Given instruction =>
Copy out the lines that include the word "Work".

(begin)

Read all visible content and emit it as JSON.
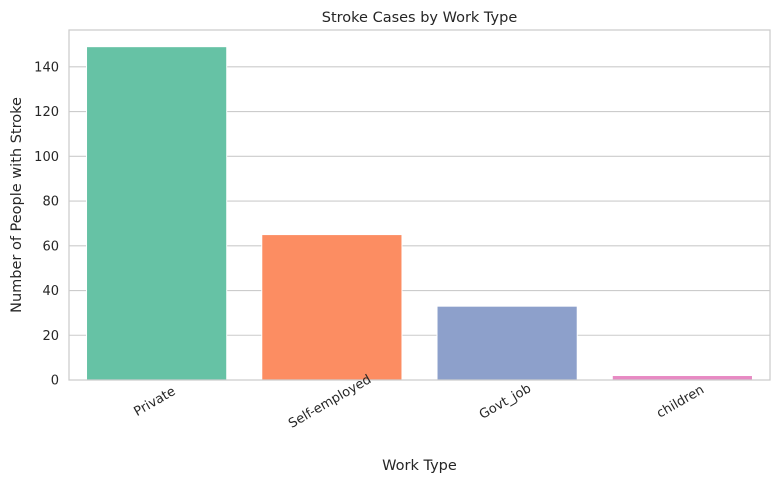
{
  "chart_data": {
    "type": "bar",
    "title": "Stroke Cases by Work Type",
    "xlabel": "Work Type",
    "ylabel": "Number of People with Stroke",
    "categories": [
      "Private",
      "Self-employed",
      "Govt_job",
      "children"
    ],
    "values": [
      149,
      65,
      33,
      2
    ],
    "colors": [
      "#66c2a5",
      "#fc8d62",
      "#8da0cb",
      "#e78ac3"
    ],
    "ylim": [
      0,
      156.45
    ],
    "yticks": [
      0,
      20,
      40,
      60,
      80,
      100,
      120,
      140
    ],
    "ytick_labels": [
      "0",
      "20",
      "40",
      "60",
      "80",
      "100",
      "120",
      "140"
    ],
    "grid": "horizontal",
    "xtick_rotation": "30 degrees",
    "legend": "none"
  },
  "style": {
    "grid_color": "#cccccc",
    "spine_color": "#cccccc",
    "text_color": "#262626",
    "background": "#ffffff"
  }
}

(end)
(begin)

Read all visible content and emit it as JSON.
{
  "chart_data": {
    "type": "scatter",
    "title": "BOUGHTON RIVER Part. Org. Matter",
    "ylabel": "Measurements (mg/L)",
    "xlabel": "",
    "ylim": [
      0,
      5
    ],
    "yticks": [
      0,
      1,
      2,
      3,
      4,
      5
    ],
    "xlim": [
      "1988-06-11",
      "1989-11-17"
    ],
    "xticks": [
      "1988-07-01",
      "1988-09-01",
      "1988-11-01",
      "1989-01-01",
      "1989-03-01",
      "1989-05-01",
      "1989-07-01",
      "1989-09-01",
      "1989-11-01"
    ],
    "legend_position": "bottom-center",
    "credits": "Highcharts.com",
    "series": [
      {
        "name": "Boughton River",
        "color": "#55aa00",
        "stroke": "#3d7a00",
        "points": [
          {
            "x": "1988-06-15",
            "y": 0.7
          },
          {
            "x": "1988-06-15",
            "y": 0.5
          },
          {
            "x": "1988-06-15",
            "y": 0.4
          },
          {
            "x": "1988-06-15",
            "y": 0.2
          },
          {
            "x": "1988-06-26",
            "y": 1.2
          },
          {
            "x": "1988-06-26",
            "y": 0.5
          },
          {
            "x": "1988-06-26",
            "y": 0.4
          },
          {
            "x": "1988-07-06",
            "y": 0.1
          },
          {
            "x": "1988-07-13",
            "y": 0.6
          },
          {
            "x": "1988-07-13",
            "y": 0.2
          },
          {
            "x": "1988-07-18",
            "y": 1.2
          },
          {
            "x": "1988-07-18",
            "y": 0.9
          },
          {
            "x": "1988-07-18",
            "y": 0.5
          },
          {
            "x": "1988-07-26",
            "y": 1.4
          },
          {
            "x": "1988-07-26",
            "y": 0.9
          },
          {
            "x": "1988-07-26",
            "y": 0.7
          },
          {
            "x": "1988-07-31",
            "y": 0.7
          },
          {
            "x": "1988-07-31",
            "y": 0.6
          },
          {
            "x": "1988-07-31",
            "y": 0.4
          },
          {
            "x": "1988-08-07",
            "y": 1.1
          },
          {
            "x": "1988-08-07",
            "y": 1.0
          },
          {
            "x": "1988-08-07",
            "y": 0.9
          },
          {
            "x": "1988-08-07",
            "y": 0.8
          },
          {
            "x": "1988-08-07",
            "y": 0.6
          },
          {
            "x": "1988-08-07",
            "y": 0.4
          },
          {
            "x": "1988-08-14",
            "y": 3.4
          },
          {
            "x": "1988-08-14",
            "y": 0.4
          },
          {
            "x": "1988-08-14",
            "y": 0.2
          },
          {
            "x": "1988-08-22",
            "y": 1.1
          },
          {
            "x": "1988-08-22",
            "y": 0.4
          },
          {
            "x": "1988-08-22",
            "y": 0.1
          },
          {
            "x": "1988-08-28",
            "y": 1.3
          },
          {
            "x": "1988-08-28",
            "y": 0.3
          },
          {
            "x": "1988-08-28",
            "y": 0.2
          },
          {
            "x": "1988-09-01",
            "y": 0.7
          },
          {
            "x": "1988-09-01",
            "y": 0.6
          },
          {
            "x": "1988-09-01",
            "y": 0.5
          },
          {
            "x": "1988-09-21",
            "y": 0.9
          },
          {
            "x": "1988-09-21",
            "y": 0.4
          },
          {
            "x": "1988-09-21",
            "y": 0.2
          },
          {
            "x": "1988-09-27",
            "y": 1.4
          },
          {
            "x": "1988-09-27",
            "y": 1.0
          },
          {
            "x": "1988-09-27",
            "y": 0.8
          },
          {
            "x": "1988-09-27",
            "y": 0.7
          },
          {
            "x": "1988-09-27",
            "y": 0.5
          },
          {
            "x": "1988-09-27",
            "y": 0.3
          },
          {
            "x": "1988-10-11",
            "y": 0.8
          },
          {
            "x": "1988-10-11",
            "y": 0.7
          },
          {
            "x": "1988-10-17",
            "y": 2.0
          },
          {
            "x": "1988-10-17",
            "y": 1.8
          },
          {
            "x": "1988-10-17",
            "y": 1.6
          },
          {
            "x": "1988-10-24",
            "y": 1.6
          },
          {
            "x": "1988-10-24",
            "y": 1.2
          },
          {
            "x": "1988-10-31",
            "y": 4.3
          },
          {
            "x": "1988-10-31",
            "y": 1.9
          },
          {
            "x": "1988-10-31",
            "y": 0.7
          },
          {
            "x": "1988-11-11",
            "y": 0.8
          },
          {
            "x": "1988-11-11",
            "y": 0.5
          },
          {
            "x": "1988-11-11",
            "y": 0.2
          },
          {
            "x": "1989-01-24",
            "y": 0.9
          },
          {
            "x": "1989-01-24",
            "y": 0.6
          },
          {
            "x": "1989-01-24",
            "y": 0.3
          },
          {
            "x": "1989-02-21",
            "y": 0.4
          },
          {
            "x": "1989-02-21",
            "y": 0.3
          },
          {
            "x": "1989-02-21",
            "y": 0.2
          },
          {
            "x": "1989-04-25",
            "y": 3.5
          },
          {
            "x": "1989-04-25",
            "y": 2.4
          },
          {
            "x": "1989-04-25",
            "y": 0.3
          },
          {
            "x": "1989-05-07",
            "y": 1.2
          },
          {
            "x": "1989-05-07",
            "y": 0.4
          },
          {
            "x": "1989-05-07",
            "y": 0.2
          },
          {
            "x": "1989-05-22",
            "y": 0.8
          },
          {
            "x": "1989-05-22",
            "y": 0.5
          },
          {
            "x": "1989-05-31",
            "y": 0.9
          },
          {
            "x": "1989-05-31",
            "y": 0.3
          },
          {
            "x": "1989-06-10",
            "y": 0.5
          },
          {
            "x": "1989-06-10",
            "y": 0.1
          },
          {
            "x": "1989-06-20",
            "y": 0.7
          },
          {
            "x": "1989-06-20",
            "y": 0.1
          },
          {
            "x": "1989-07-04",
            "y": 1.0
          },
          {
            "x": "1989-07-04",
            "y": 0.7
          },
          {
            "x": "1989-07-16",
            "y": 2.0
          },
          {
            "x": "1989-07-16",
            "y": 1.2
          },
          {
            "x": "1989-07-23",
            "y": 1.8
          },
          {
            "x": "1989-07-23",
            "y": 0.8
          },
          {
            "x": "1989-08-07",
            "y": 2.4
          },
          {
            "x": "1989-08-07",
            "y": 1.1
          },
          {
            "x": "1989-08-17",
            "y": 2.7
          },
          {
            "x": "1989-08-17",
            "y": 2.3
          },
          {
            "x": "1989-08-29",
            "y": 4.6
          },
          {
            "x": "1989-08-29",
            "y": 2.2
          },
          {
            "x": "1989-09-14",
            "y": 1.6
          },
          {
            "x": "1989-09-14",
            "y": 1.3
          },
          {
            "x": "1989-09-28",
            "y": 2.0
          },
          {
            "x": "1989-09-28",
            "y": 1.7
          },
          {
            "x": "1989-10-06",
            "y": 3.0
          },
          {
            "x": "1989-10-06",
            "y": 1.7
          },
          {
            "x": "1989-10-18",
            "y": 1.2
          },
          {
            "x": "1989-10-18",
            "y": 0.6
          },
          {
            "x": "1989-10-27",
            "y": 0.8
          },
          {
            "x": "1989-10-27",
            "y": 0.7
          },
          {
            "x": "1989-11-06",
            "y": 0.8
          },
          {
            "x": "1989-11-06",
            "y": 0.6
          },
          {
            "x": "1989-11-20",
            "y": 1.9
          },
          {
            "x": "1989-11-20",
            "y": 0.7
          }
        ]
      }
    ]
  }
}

(end)

Completed task =>
    "title": "Stroke Cases by Work Type",
    "xlabel": "Work Type",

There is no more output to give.